• **Work to complete**
Check every line below for the word "価格表示例" and show those that hold it.

(Part of a data file)
-- START --
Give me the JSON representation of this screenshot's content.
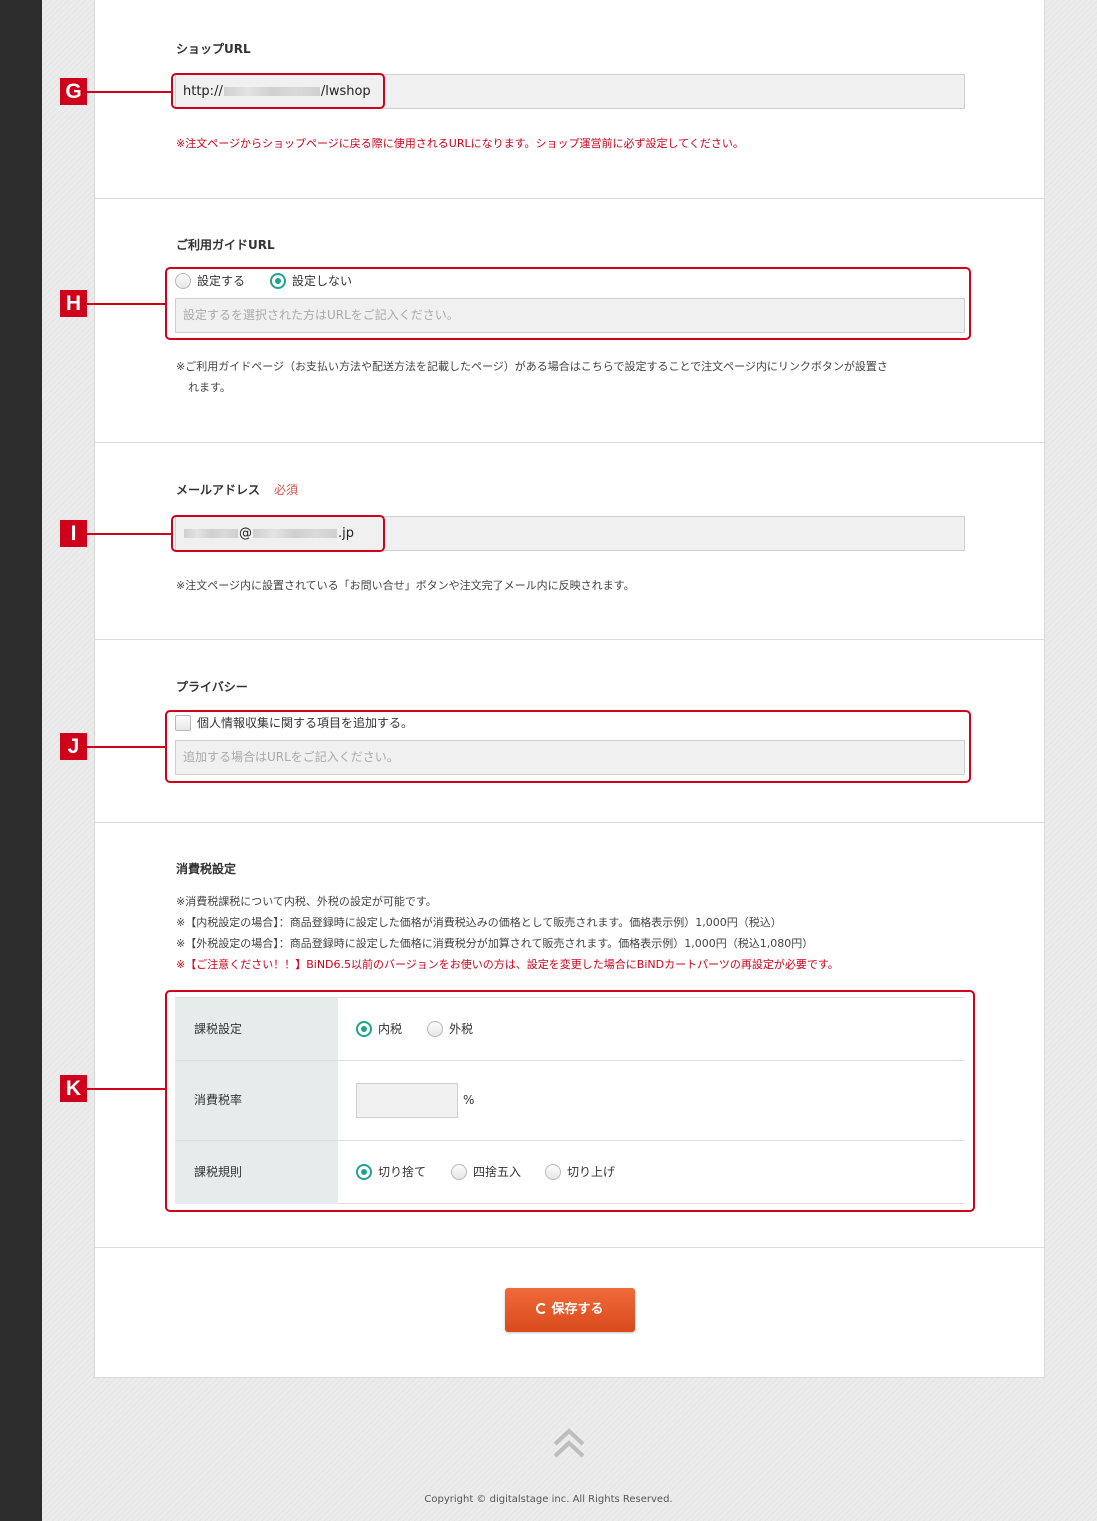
{
  "shop_url": {
    "title": "ショップURL",
    "value_prefix": "http://",
    "value_suffix": "/lwshop",
    "note": "※注文ページからショップページに戻る際に使用されるURLになります。ショップ運営前に必ず設定してください。"
  },
  "guide_url": {
    "title": "ご利用ガイドURL",
    "option_set": "設定する",
    "option_unset": "設定しない",
    "placeholder": "設定するを選択された方はURLをご記入ください。",
    "note_line1": "※ご利用ガイドページ（お支払い方法や配送方法を記載したページ）がある場合はこちらで設定することで注文ページ内にリンクボタンが設置さ",
    "note_line2": "れます。"
  },
  "email": {
    "title": "メールアドレス",
    "required": "必須",
    "value_at": "@",
    "value_suffix": ".jp",
    "note": "※注文ページ内に設置されている「お問い合せ」ボタンや注文完了メール内に反映されます。"
  },
  "privacy": {
    "title": "プライバシー",
    "checkbox_label": "個人情報収集に関する項目を追加する。",
    "placeholder": "追加する場合はURLをご記入ください。"
  },
  "tax": {
    "title": "消費税設定",
    "note1": "※消費税課税について内税、外税の設定が可能です。",
    "note2": "※【内税設定の場合】：商品登録時に設定した価格が消費税込みの価格として販売されます。価格表示例）1,000円（税込）",
    "note3": "※【外税設定の場合】：商品登録時に設定した価格に消費税分が加算されて販売されます。価格表示例）1,000円（税込1,080円）",
    "warning": "※【ご注意ください！！】BiND6.5以前のバージョンをお使いの方は、設定を変更した場合にBiNDカートパーツの再設定が必要です。",
    "row_tax_type": "課税設定",
    "opt_inclusive": "内税",
    "opt_exclusive": "外税",
    "row_tax_rate": "消費税率",
    "rate_value": "",
    "percent": "%",
    "row_rounding": "課税規則",
    "opt_round_down": "切り捨て",
    "opt_round_half": "四捨五入",
    "opt_round_up": "切り上げ"
  },
  "save_button": "保存する",
  "markers": {
    "g": "G",
    "h": "H",
    "i": "I",
    "j": "J",
    "k": "K"
  },
  "copyright": "Copyright © digitalstage inc. All Rights Reserved.",
  "colors": {
    "accent_red": "#d0021b",
    "radio_green": "#1fa38f",
    "button_orange": "#e4562a"
  }
}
-- END --
• **Result for this exercise**
    "note2": "※【内税設定の場合】：商品登録時に設定した価格が消費税込みの価格として販売されます。価格表示例）1,000円（税込）",
    "note3": "※【外税設定の場合】：商品登録時に設定した価格に消費税分が加算されて販売されます。価格表示例）1,000円（税込1,080円）",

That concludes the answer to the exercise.